Leaving out the images, please output every entry exactly as it appears.

Records from a data collection
•••

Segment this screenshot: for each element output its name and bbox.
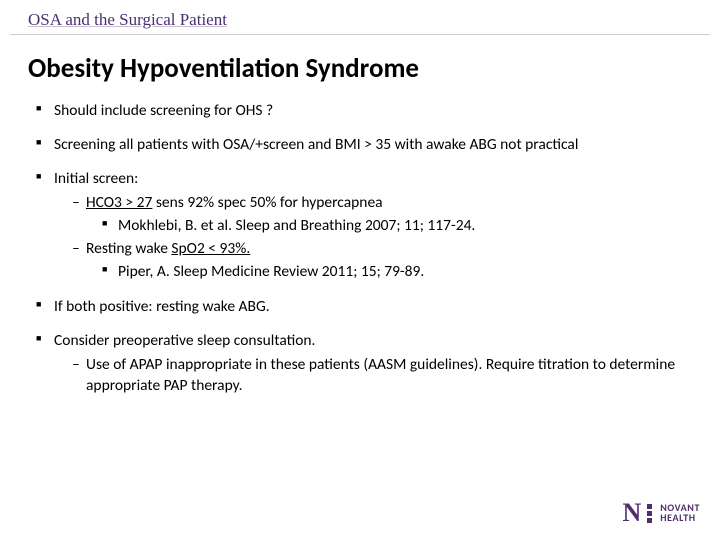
logo-mark: N [622,498,639,528]
bullet-3a: HCO3 > 27 sens 92% spec 50% for hypercap… [72,193,684,237]
bullet-3a-underline: HCO3 > 27 [86,193,152,212]
logo-dots-icon [647,504,652,523]
content-area: Should include screening for OHS ? Scree… [0,101,720,397]
bullet-4: If both positive: resting wake ABG. [36,297,684,317]
bullet-1: Should include screening for OHS ? [36,101,684,121]
bullet-3b-prefix: Resting wake [86,239,171,258]
bullet-3: Initial screen: HCO3 > 27 sens 92% spec … [36,169,684,283]
slide-title: Obesity Hypoventilation Syndrome [0,36,720,101]
bullet-3b: Resting wake SpO2 < 93%. Piper, A. Sleep… [72,239,684,283]
bullet-5-text: Consider preoperative sleep consultation… [54,331,315,350]
bullet-5: Consider preoperative sleep consultation… [36,331,684,397]
bullet-5a: Use of APAP inappropriate in these patie… [72,355,684,397]
bullet-2: Screening all patients with OSA/+screen … [36,135,684,155]
bullet-3b-ref: Piper, A. Sleep Medicine Review 2011; 15… [102,262,684,283]
bullet-3-text: Initial screen: [54,169,138,188]
logo-text: NOVANT HEALTH [660,503,700,524]
bullet-3a-ref: Mokhlebi, B. et al. Sleep and Breathing … [102,216,684,237]
bullet-3a-rest: sens 92% spec 50% for hypercapnea [152,193,382,212]
divider [10,34,710,35]
breadcrumb: OSA and the Surgical Patient [0,0,720,36]
bullet-3b-underline: SpO2 < 93%. [171,239,250,258]
logo-text-bottom: HEALTH [660,513,700,524]
novant-logo: N NOVANT HEALTH [622,498,700,528]
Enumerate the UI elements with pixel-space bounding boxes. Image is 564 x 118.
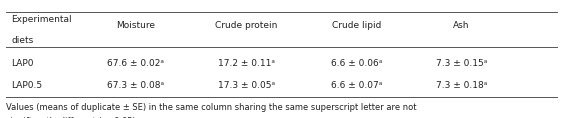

•••

- Solution to this exercise
Segment this screenshot: for each element output its name and bbox.
logo-mark: N [622,498,639,528]
bullet-3a: HCO3 > 27 sens 92% spec 50% for hypercap… [72,193,684,237]
bullet-3a-underline: HCO3 > 27 [86,193,152,212]
logo-dots-icon [647,504,652,523]
content-area: Should include screening for OHS ? Scree… [0,101,720,397]
bullet-4: If both positive: resting wake ABG. [36,297,684,317]
bullet-1: Should include screening for OHS ? [36,101,684,121]
bullet-3b-prefix: Resting wake [86,239,171,258]
bullet-3: Initial screen: HCO3 > 27 sens 92% spec … [36,169,684,283]
slide-title: Obesity Hypoventilation Syndrome [0,36,720,101]
bullet-3b: Resting wake SpO2 < 93%. Piper, A. Sleep… [72,239,684,283]
bullet-5-text: Consider preoperative sleep consultation… [54,331,315,350]
bullet-5: Consider preoperative sleep consultation… [36,331,684,397]
bullet-5a: Use of APAP inappropriate in these patie… [72,355,684,397]
bullet-2: Screening all patients with OSA/+screen … [36,135,684,155]
bullet-3b-ref: Piper, A. Sleep Medicine Review 2011; 15… [102,262,684,283]
bullet-3-text: Initial screen: [54,169,138,188]
logo-text: NOVANT HEALTH [660,503,700,524]
bullet-3a-ref: Mokhlebi, B. et al. Sleep and Breathing … [102,216,684,237]
bullet-3a-rest: sens 92% spec 50% for hypercapnea [152,193,382,212]
divider [10,34,710,35]
breadcrumb: OSA and the Surgical Patient [0,0,720,36]
bullet-3b-underline: SpO2 < 93%. [171,239,250,258]
logo-text-bottom: HEALTH [660,513,700,524]
novant-logo: N NOVANT HEALTH [622,498,700,528]
Enumerate the UI elements with pixel-space bounding boxes. Image is 564 x 118.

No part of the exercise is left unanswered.